* [Element box records]:
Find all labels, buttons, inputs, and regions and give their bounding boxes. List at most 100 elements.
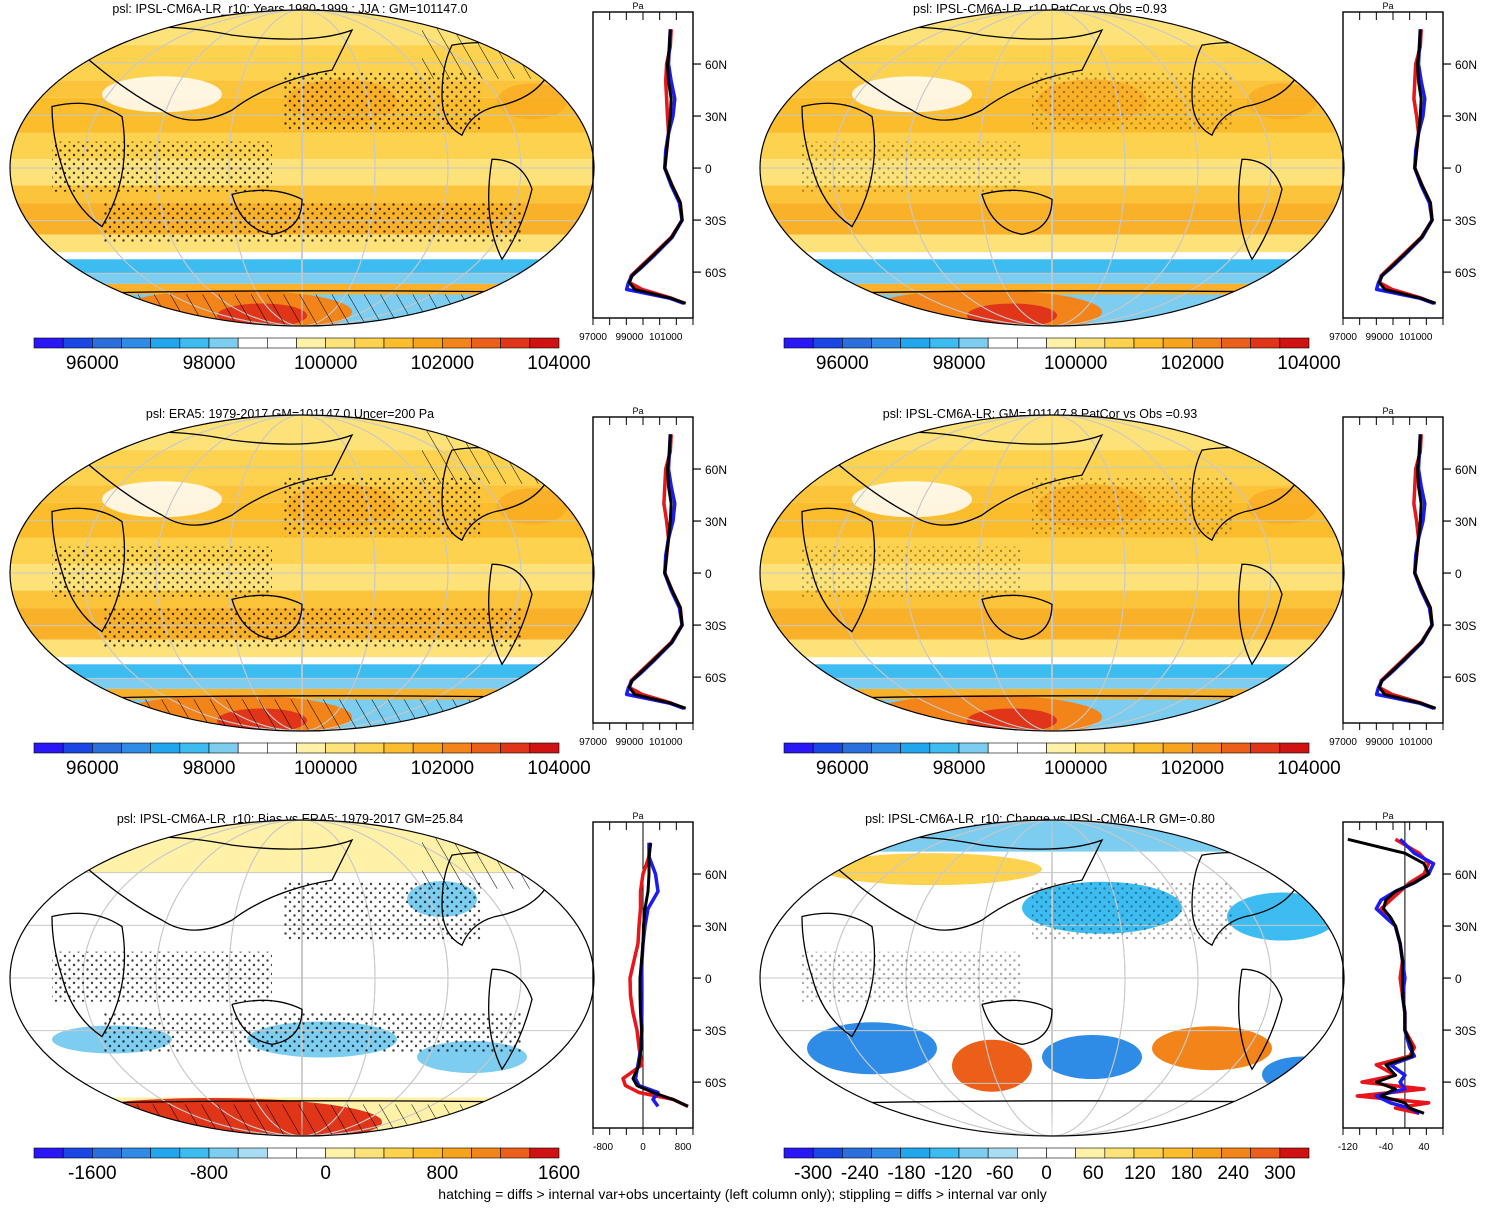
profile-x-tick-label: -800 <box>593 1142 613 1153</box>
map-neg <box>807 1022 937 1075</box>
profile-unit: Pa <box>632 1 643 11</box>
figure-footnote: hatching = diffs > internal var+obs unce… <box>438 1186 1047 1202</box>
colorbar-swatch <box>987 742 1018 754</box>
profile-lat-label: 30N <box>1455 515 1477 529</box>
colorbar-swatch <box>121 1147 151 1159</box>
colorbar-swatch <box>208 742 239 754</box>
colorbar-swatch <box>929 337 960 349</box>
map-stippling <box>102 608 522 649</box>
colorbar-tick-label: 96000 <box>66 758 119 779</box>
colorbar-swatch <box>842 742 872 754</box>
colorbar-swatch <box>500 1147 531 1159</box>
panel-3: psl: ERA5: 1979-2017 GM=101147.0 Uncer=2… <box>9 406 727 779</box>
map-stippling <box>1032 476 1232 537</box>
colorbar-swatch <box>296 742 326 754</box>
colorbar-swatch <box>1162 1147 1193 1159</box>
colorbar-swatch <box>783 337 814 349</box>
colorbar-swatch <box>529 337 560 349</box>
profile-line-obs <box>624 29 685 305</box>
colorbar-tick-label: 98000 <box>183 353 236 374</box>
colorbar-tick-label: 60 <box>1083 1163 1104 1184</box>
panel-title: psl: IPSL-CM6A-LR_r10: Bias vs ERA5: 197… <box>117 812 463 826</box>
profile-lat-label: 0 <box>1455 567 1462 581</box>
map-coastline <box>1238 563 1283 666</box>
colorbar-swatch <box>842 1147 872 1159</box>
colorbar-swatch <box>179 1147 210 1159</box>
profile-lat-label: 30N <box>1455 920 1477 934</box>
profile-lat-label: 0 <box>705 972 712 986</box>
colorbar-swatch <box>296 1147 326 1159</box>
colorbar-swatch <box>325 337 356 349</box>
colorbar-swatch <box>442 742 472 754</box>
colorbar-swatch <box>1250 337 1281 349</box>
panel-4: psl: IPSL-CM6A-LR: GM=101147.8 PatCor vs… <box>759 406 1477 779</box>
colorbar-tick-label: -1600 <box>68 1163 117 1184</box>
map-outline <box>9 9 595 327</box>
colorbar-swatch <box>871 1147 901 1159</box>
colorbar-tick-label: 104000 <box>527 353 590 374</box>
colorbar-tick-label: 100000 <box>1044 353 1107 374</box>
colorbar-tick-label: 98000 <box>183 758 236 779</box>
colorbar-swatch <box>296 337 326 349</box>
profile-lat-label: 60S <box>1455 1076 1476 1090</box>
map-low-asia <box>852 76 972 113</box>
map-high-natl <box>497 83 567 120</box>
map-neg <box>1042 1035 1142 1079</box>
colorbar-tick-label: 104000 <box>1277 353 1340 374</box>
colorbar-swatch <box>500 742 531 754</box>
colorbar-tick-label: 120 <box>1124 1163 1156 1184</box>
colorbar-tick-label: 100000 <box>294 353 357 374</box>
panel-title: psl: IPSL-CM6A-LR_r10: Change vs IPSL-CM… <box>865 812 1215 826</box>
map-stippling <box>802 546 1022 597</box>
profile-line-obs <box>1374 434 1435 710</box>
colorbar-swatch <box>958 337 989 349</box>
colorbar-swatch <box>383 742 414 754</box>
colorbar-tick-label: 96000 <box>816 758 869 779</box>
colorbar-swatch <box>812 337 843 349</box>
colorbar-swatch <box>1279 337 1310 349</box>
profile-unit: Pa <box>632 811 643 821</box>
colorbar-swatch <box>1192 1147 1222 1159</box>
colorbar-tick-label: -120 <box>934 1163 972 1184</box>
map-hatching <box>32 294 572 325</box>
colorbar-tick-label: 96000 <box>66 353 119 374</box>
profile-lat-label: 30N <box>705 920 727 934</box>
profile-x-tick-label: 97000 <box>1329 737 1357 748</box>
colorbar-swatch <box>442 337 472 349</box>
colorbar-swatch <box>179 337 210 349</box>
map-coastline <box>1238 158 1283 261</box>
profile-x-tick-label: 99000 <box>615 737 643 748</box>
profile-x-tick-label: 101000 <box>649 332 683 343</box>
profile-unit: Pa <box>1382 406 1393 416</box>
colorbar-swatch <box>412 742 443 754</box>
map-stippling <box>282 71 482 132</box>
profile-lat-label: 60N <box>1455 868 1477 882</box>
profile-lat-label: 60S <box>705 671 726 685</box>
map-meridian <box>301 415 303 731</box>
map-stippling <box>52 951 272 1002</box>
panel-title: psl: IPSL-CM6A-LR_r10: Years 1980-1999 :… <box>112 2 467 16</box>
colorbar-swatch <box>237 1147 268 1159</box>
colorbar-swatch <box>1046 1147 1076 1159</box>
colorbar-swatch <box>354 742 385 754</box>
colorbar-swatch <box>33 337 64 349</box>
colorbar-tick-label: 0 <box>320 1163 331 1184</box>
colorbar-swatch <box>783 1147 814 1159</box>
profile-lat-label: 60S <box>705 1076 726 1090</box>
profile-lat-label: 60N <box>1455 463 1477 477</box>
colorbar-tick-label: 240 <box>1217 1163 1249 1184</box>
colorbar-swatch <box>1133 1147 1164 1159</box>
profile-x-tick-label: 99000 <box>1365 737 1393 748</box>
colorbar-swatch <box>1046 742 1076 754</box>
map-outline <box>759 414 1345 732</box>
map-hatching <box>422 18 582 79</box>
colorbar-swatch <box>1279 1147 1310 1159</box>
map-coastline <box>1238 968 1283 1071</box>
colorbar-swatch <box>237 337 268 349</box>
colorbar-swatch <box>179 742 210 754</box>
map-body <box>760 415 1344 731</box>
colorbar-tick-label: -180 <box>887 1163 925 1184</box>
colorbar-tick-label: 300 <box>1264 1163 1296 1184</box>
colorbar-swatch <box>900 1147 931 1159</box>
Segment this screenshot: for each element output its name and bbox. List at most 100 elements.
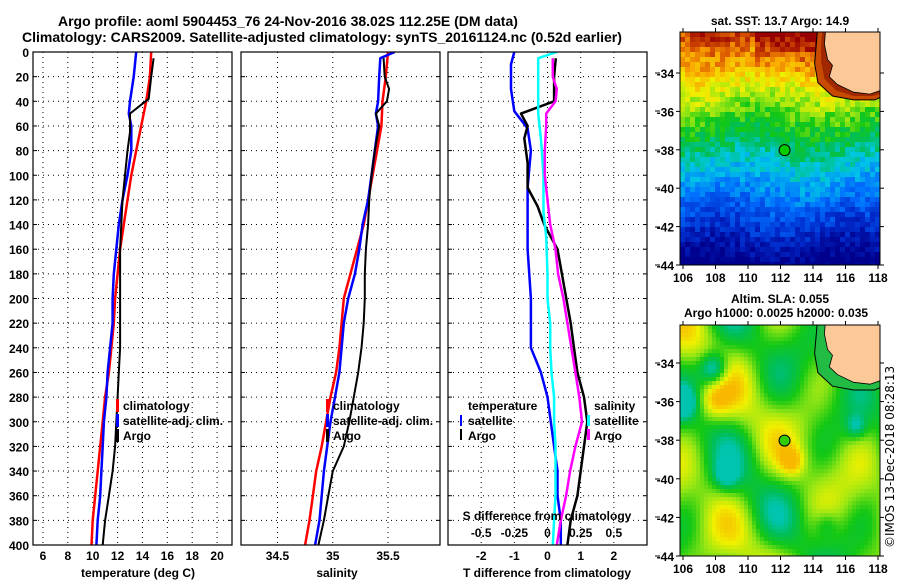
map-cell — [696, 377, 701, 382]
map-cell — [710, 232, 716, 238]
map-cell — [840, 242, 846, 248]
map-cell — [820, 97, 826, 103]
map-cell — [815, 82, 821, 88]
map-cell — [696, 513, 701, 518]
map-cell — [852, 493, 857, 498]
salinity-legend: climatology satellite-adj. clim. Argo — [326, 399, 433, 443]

* [WHAT IS BEING ASKED]: Recast the entries from the line with "map-cell — [696, 377, 701, 382]" up to and including the final line of the entries as a JSON list of strings, one string per line, omitting blank lines.

* [TASK RESULT]:
[
  "map-cell — [696, 377, 701, 382]",
  "map-cell — [710, 232, 716, 238]",
  "map-cell — [840, 242, 846, 248]",
  "map-cell — [820, 97, 826, 103]",
  "map-cell — [815, 82, 821, 88]",
  "map-cell — [696, 513, 701, 518]",
  "map-cell — [852, 493, 857, 498]",
  "salinity-legend: climatology satellite-adj. clim. Argo — [326, 399, 433, 443]"
]